■ THE EXERCISE: The data below is to be returned in full and exactly.

■ Data entries:
▬▬▬▬▬▬▬▬▬▬
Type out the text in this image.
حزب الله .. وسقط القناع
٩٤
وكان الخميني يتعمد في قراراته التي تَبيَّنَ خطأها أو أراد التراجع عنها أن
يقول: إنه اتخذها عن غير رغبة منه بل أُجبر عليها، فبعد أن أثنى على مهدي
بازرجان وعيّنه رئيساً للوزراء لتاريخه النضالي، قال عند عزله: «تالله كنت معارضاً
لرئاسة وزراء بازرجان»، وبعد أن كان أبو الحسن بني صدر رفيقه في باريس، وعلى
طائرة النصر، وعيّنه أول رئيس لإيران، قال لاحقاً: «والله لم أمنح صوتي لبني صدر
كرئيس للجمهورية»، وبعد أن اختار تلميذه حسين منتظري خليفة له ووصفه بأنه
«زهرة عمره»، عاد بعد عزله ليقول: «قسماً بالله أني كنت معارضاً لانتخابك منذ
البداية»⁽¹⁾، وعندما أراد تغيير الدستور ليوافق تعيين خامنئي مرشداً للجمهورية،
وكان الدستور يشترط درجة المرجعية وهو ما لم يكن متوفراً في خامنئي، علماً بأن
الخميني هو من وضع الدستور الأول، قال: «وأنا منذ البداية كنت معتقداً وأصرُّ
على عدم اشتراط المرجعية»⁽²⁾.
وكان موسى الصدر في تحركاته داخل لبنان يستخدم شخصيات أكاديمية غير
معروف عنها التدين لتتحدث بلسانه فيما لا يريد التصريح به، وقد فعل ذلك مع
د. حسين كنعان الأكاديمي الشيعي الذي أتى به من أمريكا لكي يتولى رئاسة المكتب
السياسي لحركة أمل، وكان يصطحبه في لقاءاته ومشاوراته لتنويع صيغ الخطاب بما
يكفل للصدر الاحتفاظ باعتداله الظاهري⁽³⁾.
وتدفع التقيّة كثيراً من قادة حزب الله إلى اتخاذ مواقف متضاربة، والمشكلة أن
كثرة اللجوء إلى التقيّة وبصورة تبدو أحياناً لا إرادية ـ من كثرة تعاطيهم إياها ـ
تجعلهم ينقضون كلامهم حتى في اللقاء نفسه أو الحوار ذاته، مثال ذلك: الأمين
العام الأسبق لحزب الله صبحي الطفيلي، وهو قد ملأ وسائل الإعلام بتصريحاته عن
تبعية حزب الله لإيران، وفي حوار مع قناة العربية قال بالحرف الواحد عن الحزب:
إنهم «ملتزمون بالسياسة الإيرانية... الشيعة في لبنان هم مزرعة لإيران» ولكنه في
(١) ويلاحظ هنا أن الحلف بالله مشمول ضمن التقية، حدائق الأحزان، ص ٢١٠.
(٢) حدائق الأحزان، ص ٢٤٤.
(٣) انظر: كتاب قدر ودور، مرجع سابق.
▬▬▬▬▬▬▬▬▬▬
■ SOLUTION:
Type out the text in this image.
حزب الله .. وسقط القناع
٩٤
وكان الخميني يتعمد في قراراته التي تَبيَّنَ خطأها أو أراد التراجع عنها أن
يقول: إنه اتخذها عن غير رغبة منه بل أُجبر عليها، فبعد أن أثنى على مهدي
بازرجان وعيّنه رئيساً للوزراء لتاريخه النضالي، قال عند عزله: «تالله كنت معارضاً
لرئاسة وزراء بازرجان»، وبعد أن كان أبو الحسن بني صدر رفيقه في باريس، وعلى
طائرة النصر، وعيّنه أول رئيس لإيران، قال لاحقاً: «والله لم أمنح صوتي لبني صدر
كرئيس للجمهورية»، وبعد أن اختار تلميذه حسين منتظري خليفة له ووصفه بأنه
«زهرة عمره»، عاد بعد عزله ليقول: «قسماً بالله أني كنت معارضاً لانتخابك منذ
البداية»⁽¹⁾، وعندما أراد تغيير الدستور ليوافق تعيين خامنئي مرشداً للجمهورية،
وكان الدستور يشترط درجة المرجعية وهو ما لم يكن متوفراً في خامنئي، علماً بأن
الخميني هو من وضع الدستور الأول، قال: «وأنا منذ البداية كنت معتقداً وأصرُّ
على عدم اشتراط المرجعية»⁽²⁾.
وكان موسى الصدر في تحركاته داخل لبنان يستخدم شخصيات أكاديمية غير
معروف عنها التدين لتتحدث بلسانه فيما لا يريد التصريح به، وقد فعل ذلك مع
د. حسين كنعان الأكاديمي الشيعي الذي أتى به من أمريكا لكي يتولى رئاسة المكتب
السياسي لحركة أمل، وكان يصطحبه في لقاءاته ومشاوراته لتنويع صيغ الخطاب بما
يكفل للصدر الاحتفاظ باعتداله الظاهري⁽³⁾.
وتدفع التقيّة كثيراً من قادة حزب الله إلى اتخاذ مواقف متضاربة، والمشكلة أن
كثرة اللجوء إلى التقيّة وبصورة تبدو أحياناً لا إرادية ـ من كثرة تعاطيهم إياها ـ
تجعلهم ينقضون كلامهم حتى في اللقاء نفسه أو الحوار ذاته، مثال ذلك: الأمين
العام الأسبق لحزب الله صبحي الطفيلي، وهو قد ملأ وسائل الإعلام بتصريحاته عن
تبعية حزب الله لإيران، وفي حوار مع قناة العربية قال بالحرف الواحد عن الحزب:
إنهم «ملتزمون بالسياسة الإيرانية... الشيعة في لبنان هم مزرعة لإيران» ولكنه في
(١) ويلاحظ هنا أن الحلف بالله مشمول ضمن التقية، حدائق الأحزان، ص ٢١٠.
(٢) حدائق الأحزان، ص ٢٤٤.
(٣) انظر: كتاب قدر ودور، مرجع سابق.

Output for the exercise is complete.